-- Challenge --
From the listing below, return each line that includes "this".

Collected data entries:
========

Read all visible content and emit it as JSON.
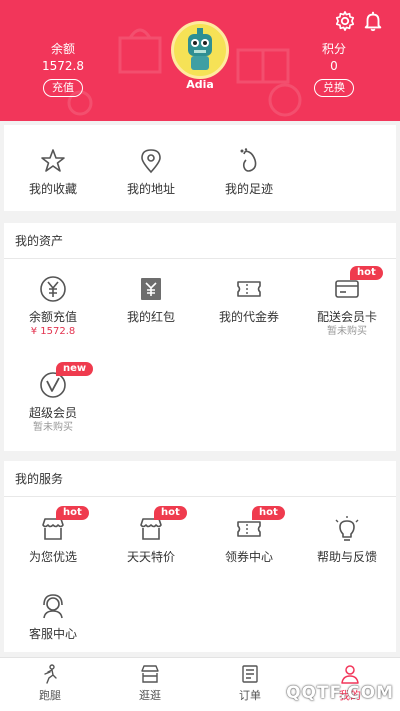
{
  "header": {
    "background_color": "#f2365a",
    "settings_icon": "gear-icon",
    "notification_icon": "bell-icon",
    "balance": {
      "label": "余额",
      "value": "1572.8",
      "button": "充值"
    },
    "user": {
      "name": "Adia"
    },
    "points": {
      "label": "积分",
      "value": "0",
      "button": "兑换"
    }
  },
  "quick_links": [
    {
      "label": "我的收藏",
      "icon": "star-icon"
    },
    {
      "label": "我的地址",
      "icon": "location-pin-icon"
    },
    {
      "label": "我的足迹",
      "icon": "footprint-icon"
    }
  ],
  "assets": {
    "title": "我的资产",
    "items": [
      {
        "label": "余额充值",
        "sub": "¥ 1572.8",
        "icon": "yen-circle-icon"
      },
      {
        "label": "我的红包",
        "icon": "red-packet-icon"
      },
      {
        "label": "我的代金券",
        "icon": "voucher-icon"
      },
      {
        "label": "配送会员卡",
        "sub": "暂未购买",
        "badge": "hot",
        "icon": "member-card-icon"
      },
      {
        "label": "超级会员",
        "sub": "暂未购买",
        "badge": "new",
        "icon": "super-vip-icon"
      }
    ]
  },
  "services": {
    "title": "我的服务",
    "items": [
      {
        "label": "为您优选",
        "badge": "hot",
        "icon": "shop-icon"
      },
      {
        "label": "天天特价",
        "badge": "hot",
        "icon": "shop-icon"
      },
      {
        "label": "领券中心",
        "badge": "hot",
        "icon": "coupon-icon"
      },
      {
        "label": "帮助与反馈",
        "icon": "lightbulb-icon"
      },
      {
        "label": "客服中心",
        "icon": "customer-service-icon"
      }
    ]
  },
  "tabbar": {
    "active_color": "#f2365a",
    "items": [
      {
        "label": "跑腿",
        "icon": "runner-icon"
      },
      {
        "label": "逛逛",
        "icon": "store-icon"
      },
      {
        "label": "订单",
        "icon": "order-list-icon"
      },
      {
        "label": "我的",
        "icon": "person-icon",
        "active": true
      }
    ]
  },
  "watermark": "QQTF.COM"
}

========

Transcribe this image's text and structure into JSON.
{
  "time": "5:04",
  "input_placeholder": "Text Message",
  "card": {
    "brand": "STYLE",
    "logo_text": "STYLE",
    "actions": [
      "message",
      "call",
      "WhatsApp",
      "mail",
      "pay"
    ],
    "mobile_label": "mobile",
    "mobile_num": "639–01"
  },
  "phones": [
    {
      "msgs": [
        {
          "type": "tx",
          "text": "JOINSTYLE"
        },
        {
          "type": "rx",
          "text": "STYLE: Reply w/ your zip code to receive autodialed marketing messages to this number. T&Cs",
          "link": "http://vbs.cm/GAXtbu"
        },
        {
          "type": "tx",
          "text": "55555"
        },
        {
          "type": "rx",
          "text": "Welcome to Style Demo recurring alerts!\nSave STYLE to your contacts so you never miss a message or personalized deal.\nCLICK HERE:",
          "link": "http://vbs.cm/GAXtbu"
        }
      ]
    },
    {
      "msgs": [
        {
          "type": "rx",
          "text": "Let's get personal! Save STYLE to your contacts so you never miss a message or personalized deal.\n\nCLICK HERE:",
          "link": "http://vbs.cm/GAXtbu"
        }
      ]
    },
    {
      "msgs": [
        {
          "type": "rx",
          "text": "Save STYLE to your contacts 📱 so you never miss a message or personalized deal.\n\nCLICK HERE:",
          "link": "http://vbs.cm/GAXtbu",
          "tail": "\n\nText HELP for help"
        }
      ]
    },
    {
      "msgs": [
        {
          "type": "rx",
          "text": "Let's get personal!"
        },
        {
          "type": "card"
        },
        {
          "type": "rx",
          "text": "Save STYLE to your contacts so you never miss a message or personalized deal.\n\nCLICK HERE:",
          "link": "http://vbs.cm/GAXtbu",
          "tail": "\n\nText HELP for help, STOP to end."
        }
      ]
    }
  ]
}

========

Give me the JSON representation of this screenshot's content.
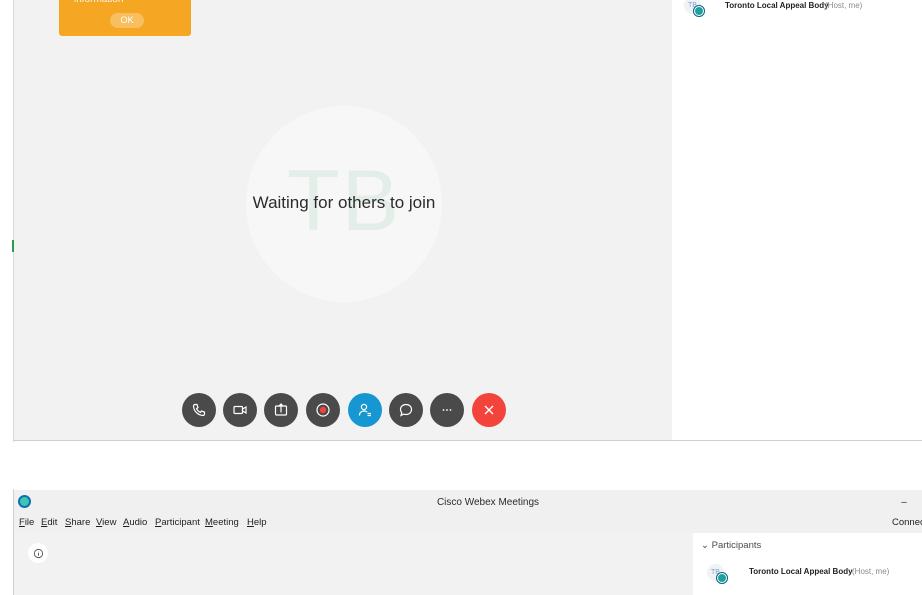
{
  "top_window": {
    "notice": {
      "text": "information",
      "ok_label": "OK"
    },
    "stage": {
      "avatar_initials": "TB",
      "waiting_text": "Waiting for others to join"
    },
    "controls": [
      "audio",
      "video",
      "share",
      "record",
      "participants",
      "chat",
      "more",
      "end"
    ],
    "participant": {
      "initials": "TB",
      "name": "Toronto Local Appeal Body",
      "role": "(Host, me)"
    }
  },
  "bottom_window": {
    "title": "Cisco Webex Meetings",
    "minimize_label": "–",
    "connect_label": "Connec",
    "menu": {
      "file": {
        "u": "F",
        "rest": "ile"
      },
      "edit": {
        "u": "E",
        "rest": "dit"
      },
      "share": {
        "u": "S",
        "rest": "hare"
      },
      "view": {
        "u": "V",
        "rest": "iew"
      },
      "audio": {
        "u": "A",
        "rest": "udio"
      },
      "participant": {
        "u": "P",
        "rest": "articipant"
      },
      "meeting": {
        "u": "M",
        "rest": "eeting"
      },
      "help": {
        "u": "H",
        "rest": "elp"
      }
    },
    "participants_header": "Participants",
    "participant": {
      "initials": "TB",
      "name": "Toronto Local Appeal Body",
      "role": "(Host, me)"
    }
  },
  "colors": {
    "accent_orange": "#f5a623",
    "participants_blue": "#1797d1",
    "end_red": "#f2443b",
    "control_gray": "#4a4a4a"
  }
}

========

-- Reply to the exercise --
Transcribe this image's text and structure into JSON.
          "text": "STYLE: Reply w/ your zip code to receive autodialed marketing messages to this number. T&Cs",
Give me the JSON representation of this screenshot's content.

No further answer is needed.